Each line that holds the word "DATE" should be returned.

▶ **RECORDS SUPPLIED**:
──────────────────────────────

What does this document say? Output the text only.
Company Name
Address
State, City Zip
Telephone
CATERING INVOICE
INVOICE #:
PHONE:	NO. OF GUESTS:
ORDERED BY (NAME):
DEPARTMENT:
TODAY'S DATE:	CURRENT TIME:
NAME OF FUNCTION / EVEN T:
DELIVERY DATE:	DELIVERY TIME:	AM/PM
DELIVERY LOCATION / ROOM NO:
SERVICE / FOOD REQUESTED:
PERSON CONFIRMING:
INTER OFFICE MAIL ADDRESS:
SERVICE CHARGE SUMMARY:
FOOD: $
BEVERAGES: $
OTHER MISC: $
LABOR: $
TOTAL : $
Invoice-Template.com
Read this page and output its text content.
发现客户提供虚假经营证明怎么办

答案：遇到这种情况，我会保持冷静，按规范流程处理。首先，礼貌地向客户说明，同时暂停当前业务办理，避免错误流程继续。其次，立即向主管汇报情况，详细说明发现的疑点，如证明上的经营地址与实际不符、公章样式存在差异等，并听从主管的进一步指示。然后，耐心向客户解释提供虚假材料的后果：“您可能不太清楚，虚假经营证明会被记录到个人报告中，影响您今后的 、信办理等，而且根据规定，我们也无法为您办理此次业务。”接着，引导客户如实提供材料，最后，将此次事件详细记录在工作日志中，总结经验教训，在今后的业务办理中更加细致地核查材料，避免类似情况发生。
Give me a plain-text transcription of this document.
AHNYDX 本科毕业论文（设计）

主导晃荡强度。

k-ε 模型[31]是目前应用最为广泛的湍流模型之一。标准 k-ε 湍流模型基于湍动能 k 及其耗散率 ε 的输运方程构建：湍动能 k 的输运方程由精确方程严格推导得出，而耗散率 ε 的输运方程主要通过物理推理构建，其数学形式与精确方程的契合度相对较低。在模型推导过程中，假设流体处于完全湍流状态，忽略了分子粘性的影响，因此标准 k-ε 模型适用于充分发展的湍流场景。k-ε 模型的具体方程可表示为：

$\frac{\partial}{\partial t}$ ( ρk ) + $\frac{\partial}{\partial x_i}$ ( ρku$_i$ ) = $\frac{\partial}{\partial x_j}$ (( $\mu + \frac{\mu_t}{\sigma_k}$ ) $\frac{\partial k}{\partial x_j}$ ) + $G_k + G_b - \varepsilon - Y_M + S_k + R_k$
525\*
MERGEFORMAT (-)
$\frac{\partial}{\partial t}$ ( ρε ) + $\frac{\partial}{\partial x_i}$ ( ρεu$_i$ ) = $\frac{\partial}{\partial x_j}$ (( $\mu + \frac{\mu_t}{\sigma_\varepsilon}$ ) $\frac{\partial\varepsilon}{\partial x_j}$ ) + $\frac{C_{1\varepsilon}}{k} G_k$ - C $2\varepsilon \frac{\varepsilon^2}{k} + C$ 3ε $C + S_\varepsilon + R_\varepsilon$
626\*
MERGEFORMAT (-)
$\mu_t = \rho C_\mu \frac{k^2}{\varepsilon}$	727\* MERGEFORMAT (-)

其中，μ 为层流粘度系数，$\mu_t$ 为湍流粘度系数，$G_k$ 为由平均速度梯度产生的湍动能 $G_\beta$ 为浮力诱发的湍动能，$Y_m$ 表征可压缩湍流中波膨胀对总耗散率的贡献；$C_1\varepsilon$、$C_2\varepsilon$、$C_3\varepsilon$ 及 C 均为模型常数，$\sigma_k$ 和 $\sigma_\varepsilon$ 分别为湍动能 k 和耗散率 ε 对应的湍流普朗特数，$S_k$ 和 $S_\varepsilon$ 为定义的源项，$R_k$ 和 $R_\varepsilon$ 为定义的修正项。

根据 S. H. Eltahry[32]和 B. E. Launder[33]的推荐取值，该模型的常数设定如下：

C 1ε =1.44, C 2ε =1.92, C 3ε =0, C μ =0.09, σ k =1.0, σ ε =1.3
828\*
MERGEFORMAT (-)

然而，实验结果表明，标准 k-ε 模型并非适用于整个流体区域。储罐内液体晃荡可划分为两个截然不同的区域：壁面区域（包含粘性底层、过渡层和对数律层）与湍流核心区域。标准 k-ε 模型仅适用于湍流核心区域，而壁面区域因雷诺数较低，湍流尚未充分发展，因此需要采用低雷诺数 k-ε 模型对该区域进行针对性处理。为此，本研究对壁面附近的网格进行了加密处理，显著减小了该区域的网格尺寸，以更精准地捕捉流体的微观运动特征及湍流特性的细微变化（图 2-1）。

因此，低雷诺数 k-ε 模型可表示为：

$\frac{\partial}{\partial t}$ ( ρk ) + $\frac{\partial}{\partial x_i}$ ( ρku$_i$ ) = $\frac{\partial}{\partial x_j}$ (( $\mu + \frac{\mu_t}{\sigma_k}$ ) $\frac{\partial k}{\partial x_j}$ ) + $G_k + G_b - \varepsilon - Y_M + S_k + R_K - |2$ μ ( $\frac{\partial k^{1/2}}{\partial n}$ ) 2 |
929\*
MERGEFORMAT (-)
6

──────────────────────────────

▶ **THE RESPONSE**:
TODAY'S DATE:	CURRENT TIME:
DELIVERY DATE:	DELIVERY TIME:	AM/PM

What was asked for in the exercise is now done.